Text:
Daniel Roy is an Assistant Professor of Statistics at the University of Toronto. Roy earned an S.B. and M.Eng. in Electrical Engineering and Computer Science, and a Ph.D. in Computer Science, from MIT. His dissertation on probabilistic programming received the department’s George M Sprowls Thesis Award. Subsequently, he held a Newton International Fellowship of the Royal Society, hosted by the Machine Learning Group at the University of Cambridge, and then held a Research Fellowship at Emmanuel College. Roy’s research focuses on theoretical questions that mix computer science, statistics, and probability.
Luke Muehlhauser: The abstract of Ackerman, Freer, and Roy (2010) begins:
As inductive inference and machine learning methods in computer science see continued success, researchers are aiming to describe even more complex probabilistic models and inference algorithms. What are the limits of mechanizing probabilistic inference? We investigate the computability of conditional probability… and show that there are computable joint distributions with noncomputable conditional distributions, ruling out the prospect of general inference algorithms.
In what sense does your result (with Ackerman & Freer) rule out the prospect of general inference algorithms?

Data supplied:
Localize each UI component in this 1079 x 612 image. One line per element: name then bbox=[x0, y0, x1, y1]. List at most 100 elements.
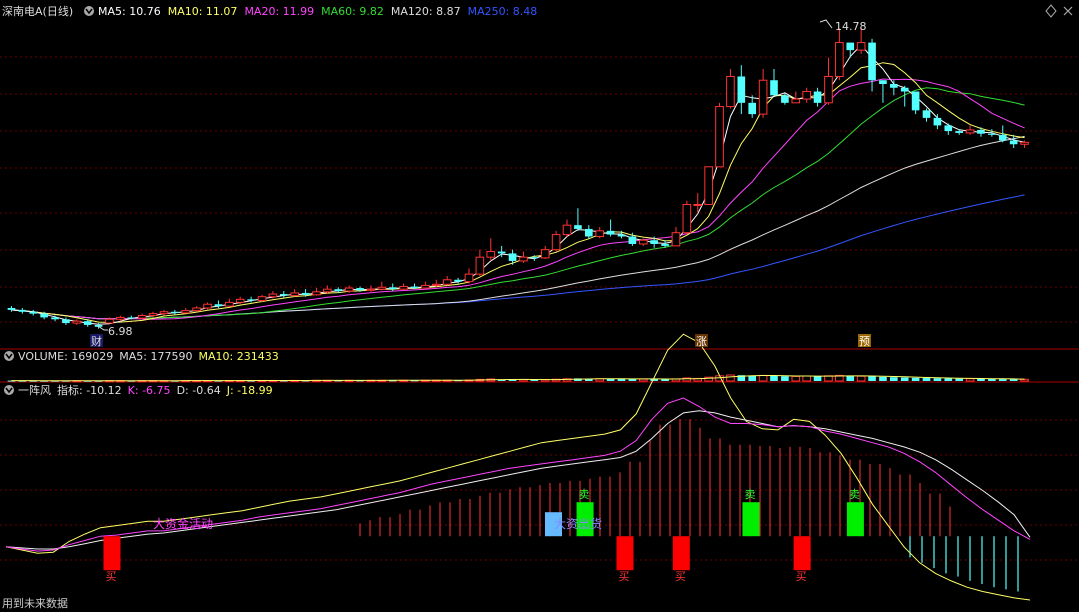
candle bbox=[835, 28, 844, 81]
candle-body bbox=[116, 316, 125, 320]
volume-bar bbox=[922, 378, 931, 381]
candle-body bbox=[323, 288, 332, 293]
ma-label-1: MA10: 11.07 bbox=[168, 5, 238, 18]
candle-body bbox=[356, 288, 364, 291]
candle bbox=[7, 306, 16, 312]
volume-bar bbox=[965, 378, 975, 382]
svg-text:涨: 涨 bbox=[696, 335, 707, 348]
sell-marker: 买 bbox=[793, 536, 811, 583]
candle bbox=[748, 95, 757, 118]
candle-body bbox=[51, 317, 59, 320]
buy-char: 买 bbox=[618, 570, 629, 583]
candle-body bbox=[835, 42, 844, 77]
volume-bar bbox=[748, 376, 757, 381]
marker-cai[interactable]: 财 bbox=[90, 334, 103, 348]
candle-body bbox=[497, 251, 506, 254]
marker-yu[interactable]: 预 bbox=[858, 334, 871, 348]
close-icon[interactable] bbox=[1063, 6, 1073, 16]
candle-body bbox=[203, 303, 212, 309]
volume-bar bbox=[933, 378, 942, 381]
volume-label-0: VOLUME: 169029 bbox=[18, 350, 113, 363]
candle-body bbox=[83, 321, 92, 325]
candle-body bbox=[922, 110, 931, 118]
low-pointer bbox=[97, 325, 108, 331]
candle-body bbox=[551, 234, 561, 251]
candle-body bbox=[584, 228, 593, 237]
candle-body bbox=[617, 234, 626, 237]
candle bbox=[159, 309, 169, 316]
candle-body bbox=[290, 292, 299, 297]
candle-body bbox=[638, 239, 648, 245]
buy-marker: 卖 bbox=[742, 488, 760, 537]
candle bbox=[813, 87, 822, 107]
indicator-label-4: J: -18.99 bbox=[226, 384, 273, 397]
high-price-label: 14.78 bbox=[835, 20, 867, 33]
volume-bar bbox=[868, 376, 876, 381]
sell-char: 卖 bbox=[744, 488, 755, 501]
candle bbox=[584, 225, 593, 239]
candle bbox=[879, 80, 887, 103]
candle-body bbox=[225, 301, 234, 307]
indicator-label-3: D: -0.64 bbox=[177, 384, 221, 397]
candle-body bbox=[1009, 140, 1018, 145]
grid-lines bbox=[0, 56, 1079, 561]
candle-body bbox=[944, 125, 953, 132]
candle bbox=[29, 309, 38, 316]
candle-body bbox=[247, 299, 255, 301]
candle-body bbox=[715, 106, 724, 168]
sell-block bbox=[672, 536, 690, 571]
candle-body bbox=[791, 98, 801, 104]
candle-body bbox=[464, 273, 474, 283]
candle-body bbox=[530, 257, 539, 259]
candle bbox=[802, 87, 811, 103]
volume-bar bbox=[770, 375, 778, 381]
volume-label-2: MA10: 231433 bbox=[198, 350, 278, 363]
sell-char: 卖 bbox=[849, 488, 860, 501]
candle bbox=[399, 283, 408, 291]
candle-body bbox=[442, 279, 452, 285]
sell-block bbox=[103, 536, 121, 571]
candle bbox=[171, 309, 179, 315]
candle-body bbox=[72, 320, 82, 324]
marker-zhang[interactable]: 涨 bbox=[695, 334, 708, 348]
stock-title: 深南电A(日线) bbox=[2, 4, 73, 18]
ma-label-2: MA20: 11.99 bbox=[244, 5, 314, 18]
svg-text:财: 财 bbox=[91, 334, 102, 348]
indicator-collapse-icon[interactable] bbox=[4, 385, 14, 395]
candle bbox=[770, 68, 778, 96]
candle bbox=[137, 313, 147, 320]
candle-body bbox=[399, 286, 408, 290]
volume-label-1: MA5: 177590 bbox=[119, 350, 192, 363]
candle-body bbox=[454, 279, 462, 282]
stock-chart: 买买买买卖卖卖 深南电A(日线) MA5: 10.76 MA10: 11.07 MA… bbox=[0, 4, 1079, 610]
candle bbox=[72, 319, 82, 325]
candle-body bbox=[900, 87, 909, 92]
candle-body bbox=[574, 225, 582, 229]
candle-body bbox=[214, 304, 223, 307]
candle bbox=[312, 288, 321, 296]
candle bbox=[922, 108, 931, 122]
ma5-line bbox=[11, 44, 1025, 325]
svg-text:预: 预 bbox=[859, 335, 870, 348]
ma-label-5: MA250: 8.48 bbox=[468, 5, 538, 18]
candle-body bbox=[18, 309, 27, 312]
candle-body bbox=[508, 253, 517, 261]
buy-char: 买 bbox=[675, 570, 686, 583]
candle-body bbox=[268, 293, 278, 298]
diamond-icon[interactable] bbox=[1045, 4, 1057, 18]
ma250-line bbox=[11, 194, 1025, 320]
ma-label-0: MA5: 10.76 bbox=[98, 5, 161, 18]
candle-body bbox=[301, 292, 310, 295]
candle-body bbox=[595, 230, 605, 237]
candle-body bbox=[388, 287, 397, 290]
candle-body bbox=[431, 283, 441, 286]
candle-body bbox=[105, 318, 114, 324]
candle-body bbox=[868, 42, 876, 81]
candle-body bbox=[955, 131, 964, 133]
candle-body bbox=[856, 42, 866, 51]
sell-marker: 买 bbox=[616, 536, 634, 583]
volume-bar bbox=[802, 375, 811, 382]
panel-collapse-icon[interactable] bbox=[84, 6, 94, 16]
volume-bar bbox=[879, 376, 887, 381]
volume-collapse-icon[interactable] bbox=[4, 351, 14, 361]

Required tasks:
1: Reproduce the interview text in full, word for word.
2: In the rows, rename "volume-bar" to "vol-bar" from the line with "candle bbox=[835, 28, 844, 81]" to the line with "candle-body bbox=[225, 301, 234, 307]", and give back only those lines, otherwise unchanged.

Exercise solutions:
1:
Daniel Roy is an Assistant Professor of Statistics at the University of Toronto. Roy earned an S.B. and M.Eng. in Electrical Engineering and Computer Science, and a Ph.D. in Computer Science, from MIT. His dissertation on probabilistic programming received the department’s George M Sprowls Thesis Award. Subsequently, he held a Newton International Fellowship of the Royal Society, hosted by the Machine Learning Group at the University of Cambridge, and then held a Research Fellowship at Emmanuel College. Roy’s research focuses on theoretical questions that mix computer science, statistics, and probability.
Luke Muehlhauser: The abstract of Ackerman, Freer, and Roy (2010) begins:
As inductive inference and machine learning methods in computer science see continued success, researchers are aiming to describe even more complex probabilistic models and inference algorithms. What are the limits of mechanizing probabilistic inference? We investigate the computability of conditional probability… and show that there are computable joint distributions with noncomputable conditional distributions, ruling out the prospect of general inference algorithms.
In what sense does your result (with Ackerman & Freer) rule out the prospect of general inference algorithms?

2:
candle bbox=[835, 28, 844, 81]
candle-body bbox=[116, 316, 125, 320]
vol-bar bbox=[922, 378, 931, 381]
candle-body bbox=[323, 288, 332, 293]
ma-label-1: MA10: 11.07 bbox=[168, 5, 238, 18]
candle-body bbox=[356, 288, 364, 291]
candle bbox=[7, 306, 16, 312]
vol-bar bbox=[965, 378, 975, 382]
svg-text:涨: 涨 bbox=[696, 335, 707, 348]
sell-marker: 买 bbox=[793, 536, 811, 583]
candle bbox=[748, 95, 757, 118]
candle-body bbox=[51, 317, 59, 320]
buy-char: 买 bbox=[618, 570, 629, 583]
candle-body bbox=[835, 42, 844, 77]
vol-bar bbox=[748, 376, 757, 381]
marker-cai[interactable]: 财 bbox=[90, 334, 103, 348]
candle-body bbox=[497, 251, 506, 254]
marker-yu[interactable]: 预 bbox=[858, 334, 871, 348]
close-icon[interactable] bbox=[1063, 6, 1073, 16]
candle-body bbox=[203, 303, 212, 309]
vol-bar bbox=[933, 378, 942, 381]
volume-label-0: VOLUME: 169029 bbox=[18, 350, 113, 363]
candle-body bbox=[83, 321, 92, 325]
candle-body bbox=[922, 110, 931, 118]
low-pointer bbox=[97, 325, 108, 331]
candle-body bbox=[551, 234, 561, 251]
candle-body bbox=[584, 228, 593, 237]
candle-body bbox=[617, 234, 626, 237]
candle bbox=[159, 309, 169, 316]
candle-body bbox=[290, 292, 299, 297]
candle-body bbox=[638, 239, 648, 245]
buy-marker: 卖 bbox=[742, 488, 760, 537]
candle bbox=[813, 87, 822, 107]
indicator-label-4: J: -18.99 bbox=[226, 384, 273, 397]
high-price-label: 14.78 bbox=[835, 20, 867, 33]
vol-bar bbox=[868, 376, 876, 381]
sell-char: 卖 bbox=[744, 488, 755, 501]
candle bbox=[584, 225, 593, 239]
candle bbox=[879, 80, 887, 103]
candle-body bbox=[225, 301, 234, 307]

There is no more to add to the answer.